> **Material provided**:
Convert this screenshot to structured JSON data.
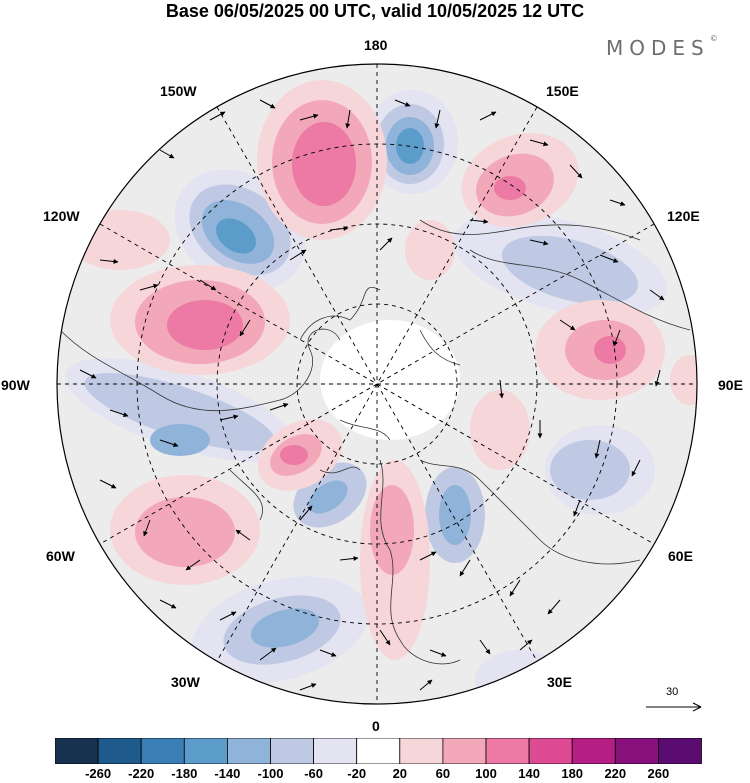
{
  "title": "Base 06/05/2025 00 UTC, valid 10/05/2025 12 UTC",
  "brand": "MODES",
  "brand_mark": "©",
  "longitude_labels": {
    "n180": "180",
    "e150": "150E",
    "e120": "120E",
    "e90": "90E",
    "e60": "60E",
    "e30": "30E",
    "s0": "0",
    "w30": "30W",
    "w60": "60W",
    "w90": "90W",
    "w120": "120W",
    "w150": "150W"
  },
  "reference_vector": {
    "label": "30"
  },
  "colorbar": {
    "labels": [
      "-260",
      "-220",
      "-180",
      "-140",
      "-100",
      "-60",
      "-20",
      "20",
      "60",
      "100",
      "140",
      "180",
      "220",
      "260"
    ],
    "colors": [
      "#16324f",
      "#1f5a8c",
      "#3a7fb6",
      "#5b9ccb",
      "#8fb3d9",
      "#bfc9e3",
      "#e3e3f1",
      "#ffffff",
      "#f6d6d9",
      "#f2a8b8",
      "#ec7aa4",
      "#df4a95",
      "#b51e84",
      "#87107c",
      "#5a0c70"
    ]
  },
  "field_colors": {
    "land_background": "#ececec",
    "neg_weak": "#e3e3f1",
    "neg_light": "#bfc9e3",
    "neg_mid": "#8fb3d9",
    "neg_strong": "#5b9ccb",
    "neg_core": "#3a7fb6",
    "pos_weak": "#f6d6d9",
    "pos_light": "#f2a8b8",
    "pos_mid": "#ec7aa4",
    "pos_core": "#df4a95"
  }
}
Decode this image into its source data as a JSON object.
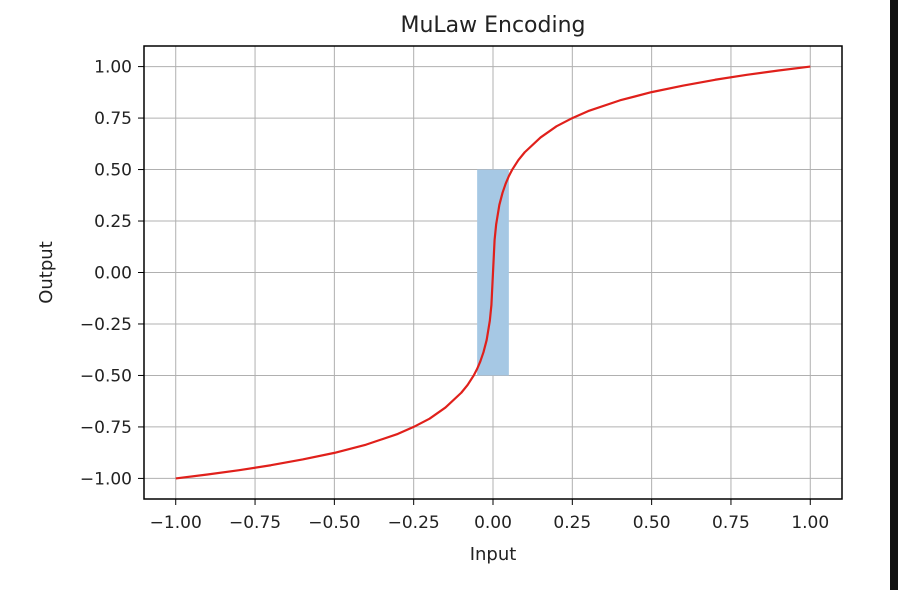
{
  "chart_data": {
    "type": "line",
    "title": "MuLaw Encoding",
    "xlabel": "Input",
    "ylabel": "Output",
    "xlim": [
      -1.1,
      1.1
    ],
    "ylim": [
      -1.1,
      1.1
    ],
    "grid": true,
    "xticks": [
      -1.0,
      -0.75,
      -0.5,
      -0.25,
      0.0,
      0.25,
      0.5,
      0.75,
      1.0
    ],
    "xtick_labels": [
      "−1.00",
      "−0.75",
      "−0.50",
      "−0.25",
      "0.00",
      "0.25",
      "0.50",
      "0.75",
      "1.00"
    ],
    "yticks": [
      -1.0,
      -0.75,
      -0.5,
      -0.25,
      0.0,
      0.25,
      0.5,
      0.75,
      1.0
    ],
    "ytick_labels": [
      "−1.00",
      "−0.75",
      "−0.50",
      "−0.25",
      "0.00",
      "0.25",
      "0.50",
      "0.75",
      "1.00"
    ],
    "highlight_region": {
      "x": [
        -0.05,
        0.05
      ],
      "y": [
        -0.5,
        0.5
      ],
      "color": "#a6c8e4"
    },
    "series": [
      {
        "color": "#e0201b",
        "mu": 255,
        "x": [
          -1.0,
          -0.9,
          -0.8,
          -0.7,
          -0.6,
          -0.5,
          -0.4,
          -0.3,
          -0.25,
          -0.2,
          -0.15,
          -0.1,
          -0.08,
          -0.06,
          -0.05,
          -0.04,
          -0.03,
          -0.02,
          -0.01,
          -0.005,
          0.0,
          0.005,
          0.01,
          0.02,
          0.03,
          0.04,
          0.05,
          0.06,
          0.08,
          0.1,
          0.15,
          0.2,
          0.25,
          0.3,
          0.4,
          0.5,
          0.6,
          0.7,
          0.8,
          0.9,
          1.0
        ],
        "y": [
          -1.0,
          -0.981,
          -0.96,
          -0.936,
          -0.908,
          -0.876,
          -0.836,
          -0.784,
          -0.75,
          -0.71,
          -0.656,
          -0.584,
          -0.546,
          -0.498,
          -0.468,
          -0.432,
          -0.387,
          -0.328,
          -0.234,
          -0.158,
          0.0,
          0.158,
          0.234,
          0.328,
          0.387,
          0.432,
          0.468,
          0.498,
          0.546,
          0.584,
          0.656,
          0.71,
          0.75,
          0.784,
          0.836,
          0.876,
          0.908,
          0.936,
          0.96,
          0.981,
          1.0
        ]
      }
    ]
  }
}
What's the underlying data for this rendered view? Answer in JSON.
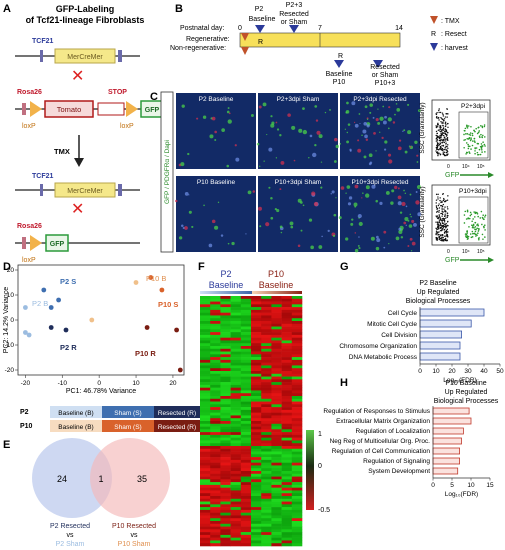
{
  "panelA": {
    "letter": "A",
    "title_line1": "GFP-Labeling",
    "title_line2": "of Tcf21-lineage Fibroblasts",
    "tcf21": "TCF21",
    "mercremer": "MerCreMer",
    "rosa26": "Rosa26",
    "tomato": "Tomato",
    "stop": "STOP",
    "gfp": "GFP",
    "loxp": "loxP",
    "tmx": "TMX"
  },
  "panelB": {
    "letter": "B",
    "postnatal_day": "Postnatal day:",
    "regenerative": "Regenerative:",
    "nonregenerative": "Non-regenerative:",
    "day0": "0",
    "day7": "7",
    "day14": "14",
    "p2": "P2",
    "baseline": "Baseline",
    "p2plus3": "P2+3",
    "resected_or_sham": "Resected",
    "or_sham": "or Sham",
    "r": "R",
    "p10": "P10",
    "p10plus3": "P10+3",
    "legend_tmx": ": TMX",
    "legend_resect": ": Resect",
    "legend_harvest": ": harvest",
    "legend_r": "R"
  },
  "panelC": {
    "letter": "C",
    "ylabel": "GFP / PDGFRα / Dapi",
    "img_labels": [
      "P2 Baseline",
      "P2+3dpi Sham",
      "P2+3dpi Resected",
      "P10 Baseline",
      "P10+3dpi Sham",
      "P10+3dpi Resected"
    ],
    "flow_titles": [
      "P2+3dpi",
      "P10+3dpi"
    ],
    "flow_ylabel": "SSC (Granularity)",
    "flow_xlabel": "GFP",
    "flow_ticks": [
      "0",
      "10⁴",
      "10⁵"
    ],
    "flow_yticks": [
      "0",
      "10⁴",
      "10⁵",
      "10⁶"
    ]
  },
  "panelD": {
    "letter": "D",
    "xlabel": "PC1: 46.78% Variance",
    "ylabel": "PC2: 14.2% Variance",
    "xticks": [
      "-20",
      "-10",
      "0",
      "10",
      "20"
    ],
    "yticks": [
      "20",
      "10",
      "0",
      "-10",
      "-20"
    ],
    "labels": {
      "p2s": "P2 S",
      "p2b": "P2 B",
      "p2r": "P2 R",
      "p10b": "P10 B",
      "p10s": "P10 S",
      "p10r": "P10 R"
    },
    "legend_rows": [
      "P2",
      "P10"
    ],
    "legend_cols": [
      "Baseline (B)",
      "Sham (S)",
      "Resected (R)"
    ]
  },
  "chart_data": {
    "type": "scatter",
    "xlabel": "PC1: 46.78% Variance",
    "ylabel": "PC2: 14.2% Variance",
    "xlim": [
      -22,
      23
    ],
    "ylim": [
      -22,
      22
    ],
    "series": [
      {
        "name": "P2 Baseline (B)",
        "color": "#9bbce0",
        "x": [
          -20,
          -20,
          -19
        ],
        "y": [
          5,
          -5,
          -6
        ]
      },
      {
        "name": "P2 Sham (S)",
        "color": "#3f6fb0",
        "x": [
          -15,
          -11,
          -13
        ],
        "y": [
          12,
          8,
          5
        ]
      },
      {
        "name": "P2 Resected (R)",
        "color": "#1f2d5a",
        "x": [
          -13,
          -9
        ],
        "y": [
          -3,
          -4
        ]
      },
      {
        "name": "P10 Baseline (B)",
        "color": "#f0c08a",
        "x": [
          -2,
          10
        ],
        "y": [
          0,
          15
        ]
      },
      {
        "name": "P10 Sham (S)",
        "color": "#d9622b",
        "x": [
          14,
          17
        ],
        "y": [
          17,
          12
        ]
      },
      {
        "name": "P10 Resected (R)",
        "color": "#7a1d12",
        "x": [
          13,
          21,
          22
        ],
        "y": [
          -3,
          -4,
          -20
        ]
      }
    ]
  },
  "panelE": {
    "letter": "E",
    "left_count": "24",
    "overlap_count": "1",
    "right_count": "35",
    "left_label1": "P2 Resected",
    "left_label2": "vs",
    "left_label3": "P2 Sham",
    "right_label1": "P10 Resected",
    "right_label2": "vs",
    "right_label3": "P10 Sham"
  },
  "panelF": {
    "letter": "F",
    "col1": "P2",
    "col1b": "Baseline",
    "col2": "P10",
    "col2b": "Baseline",
    "scale_max": "1",
    "scale_mid": "0",
    "scale_min": "-0.5"
  },
  "panelG": {
    "letter": "G",
    "title1": "P2 Baseline",
    "title2": "Up Regulated",
    "title3": "Biological Processes",
    "xlabel": "Log₁₀(FDR)",
    "xticks": [
      "0",
      "10",
      "20",
      "30",
      "40",
      "50"
    ],
    "xlim": [
      0,
      50
    ],
    "bars": [
      {
        "label": "Cell Cycle",
        "value": 40
      },
      {
        "label": "Mitotic Cell Cycle",
        "value": 32
      },
      {
        "label": "Cell Division",
        "value": 26
      },
      {
        "label": "Chromosome Organization",
        "value": 25
      },
      {
        "label": "DNA Metabolic Process",
        "value": 25
      }
    ]
  },
  "panelH": {
    "letter": "H",
    "title1": "P10 Baseline",
    "title2": "Up Regulated",
    "title3": "Biological Processes",
    "xlabel": "Log₁₀(FDR)",
    "xticks": [
      "0",
      "5",
      "10",
      "15"
    ],
    "xlim": [
      0,
      15
    ],
    "bars": [
      {
        "label": "Regulation of Responses to Stimulus",
        "value": 9.5
      },
      {
        "label": "Extracellular Matrix Organization",
        "value": 10
      },
      {
        "label": "Regulation of Localization",
        "value": 8
      },
      {
        "label": "Neg Reg of Multicellular Org. Proc.",
        "value": 7.5
      },
      {
        "label": "Regulation of Cell Communication",
        "value": 7
      },
      {
        "label": "Regulation of Signaling",
        "value": 7
      },
      {
        "label": "System Development",
        "value": 6.5
      }
    ]
  }
}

> **Brief**:
Make a copy of each line that contains the string "Cycle".

> **Solution**:
        "label": "Cell Cycle",
        "label": "Mitotic Cell Cycle",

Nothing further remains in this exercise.